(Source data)
════════════════

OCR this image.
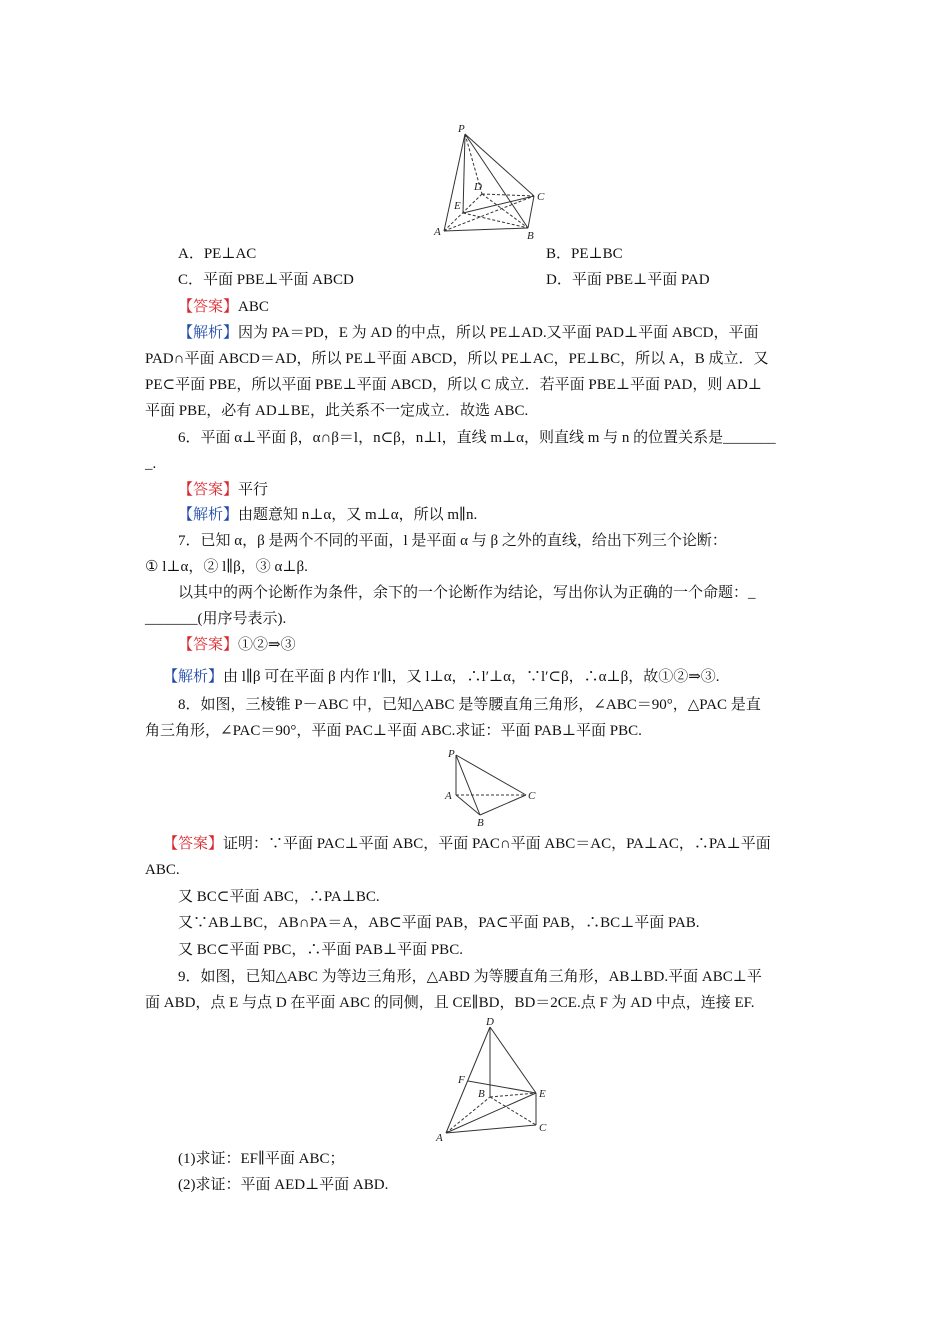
P
D
C
E
A	B
A．PE⊥AC	B．PE⊥BC
C．平面 PBE⊥平面 ABCD	D．平面 PBE⊥平面 PAD
【答案】ABC
【解析】因为 PA＝PD，E 为 AD 的中点，所以 PE⊥AD.又平面 PAD⊥平面 ABCD，平面
PAD∩平面 ABCD＝AD，所以 PE⊥平面 ABCD，所以 PE⊥AC，PE⊥BC，所以 A，B 成立．又
PE⊂平面 PBE，所以平面 PBE⊥平面 ABCD，所以 C 成立．若平面 PBE⊥平面 PAD，则 AD⊥
平面 PBE，必有 AD⊥BE，此关系不一定成立．故选 ABC.
6．平面 α⊥平面 β，α∩β＝l，n⊂β，n⊥l，直线 m⊥α，则直线 m 与 n 的位置关系是_______
_.
【答案】平行
【解析】由题意知 n⊥α，又 m⊥α，所以 m∥n.
7．已知 α，β 是两个不同的平面，l 是平面 α 与 β 之外的直线，给出下列三个论断：
① l⊥α，② l∥β，③ α⊥β.
以其中的两个论断作为条件，余下的一个论断作为结论，写出你认为正确的一个命题：_
_______(用序号表示).
【答案】①②⇒③
【解析】由 l∥β 可在平面 β 内作 l′∥l，又 l⊥α，∴l′⊥α，∵l′⊂β，∴α⊥β，故①②⇒③.
8．如图，三棱锥 P－ABC 中，已知△ABC 是等腰直角三角形，∠ABC＝90°，△PAC 是直
角三角形，∠PAC＝90°，平面 PAC⊥平面 ABC.求证：平面 PAB⊥平面 PBC.
P
A	C
B
【答案】证明：∵平面 PAC⊥平面 ABC，平面 PAC∩平面 ABC＝AC，PA⊥AC，∴PA⊥平面
ABC.
又 BC⊂平面 ABC，∴PA⊥BC.
又∵AB⊥BC，AB∩PA＝A，AB⊂平面 PAB，PA⊂平面 PAB，∴BC⊥平面 PAB.
又 BC⊂平面 PBC，∴平面 PAB⊥平面 PBC.
9．如图，已知△ABC 为等边三角形，△ABD 为等腰直角三角形，AB⊥BD.平面 ABC⊥平
面 ABD，点 E 与点 D 在平面 ABC 的同侧，且 CE∥BD，BD＝2CE.点 F 为 AD 中点，连接 EF.
D
F
B	E
A
C
(1)求证：EF∥平面 ABC；
(2)求证：平面 AED⊥平面 ABD.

════════════════

__Exercise goal__:
Without the pictures, write out every entry precisely as it appears.

__Exercise answer__:
OCR this image.
P
D
C
E
A	B
A．PE⊥AC	B．PE⊥BC
C．平面 PBE⊥平面 ABCD	D．平面 PBE⊥平面 PAD
【答案】ABC
【解析】因为 PA＝PD，E 为 AD 的中点，所以 PE⊥AD.又平面 PAD⊥平面 ABCD，平面
PAD∩平面 ABCD＝AD，所以 PE⊥平面 ABCD，所以 PE⊥AC，PE⊥BC，所以 A，B 成立．又
PE⊂平面 PBE，所以平面 PBE⊥平面 ABCD，所以 C 成立．若平面 PBE⊥平面 PAD，则 AD⊥
平面 PBE，必有 AD⊥BE，此关系不一定成立．故选 ABC.
6．平面 α⊥平面 β，α∩β＝l，n⊂β，n⊥l，直线 m⊥α，则直线 m 与 n 的位置关系是_______
_.
【答案】平行
【解析】由题意知 n⊥α，又 m⊥α，所以 m∥n.
7．已知 α，β 是两个不同的平面，l 是平面 α 与 β 之外的直线，给出下列三个论断：
① l⊥α，② l∥β，③ α⊥β.
以其中的两个论断作为条件，余下的一个论断作为结论，写出你认为正确的一个命题：_
_______(用序号表示).
【答案】①②⇒③
【解析】由 l∥β 可在平面 β 内作 l′∥l，又 l⊥α，∴l′⊥α，∵l′⊂β，∴α⊥β，故①②⇒③.
8．如图，三棱锥 P－ABC 中，已知△ABC 是等腰直角三角形，∠ABC＝90°，△PAC 是直
角三角形，∠PAC＝90°，平面 PAC⊥平面 ABC.求证：平面 PAB⊥平面 PBC.
P
A	C
B
【答案】证明：∵平面 PAC⊥平面 ABC，平面 PAC∩平面 ABC＝AC，PA⊥AC，∴PA⊥平面
ABC.
又 BC⊂平面 ABC，∴PA⊥BC.
又∵AB⊥BC，AB∩PA＝A，AB⊂平面 PAB，PA⊂平面 PAB，∴BC⊥平面 PAB.
又 BC⊂平面 PBC，∴平面 PAB⊥平面 PBC.
9．如图，已知△ABC 为等边三角形，△ABD 为等腰直角三角形，AB⊥BD.平面 ABC⊥平
面 ABD，点 E 与点 D 在平面 ABC 的同侧，且 CE∥BD，BD＝2CE.点 F 为 AD 中点，连接 EF.
D
F
B	E
A
C
(1)求证：EF∥平面 ABC；
(2)求证：平面 AED⊥平面 ABD.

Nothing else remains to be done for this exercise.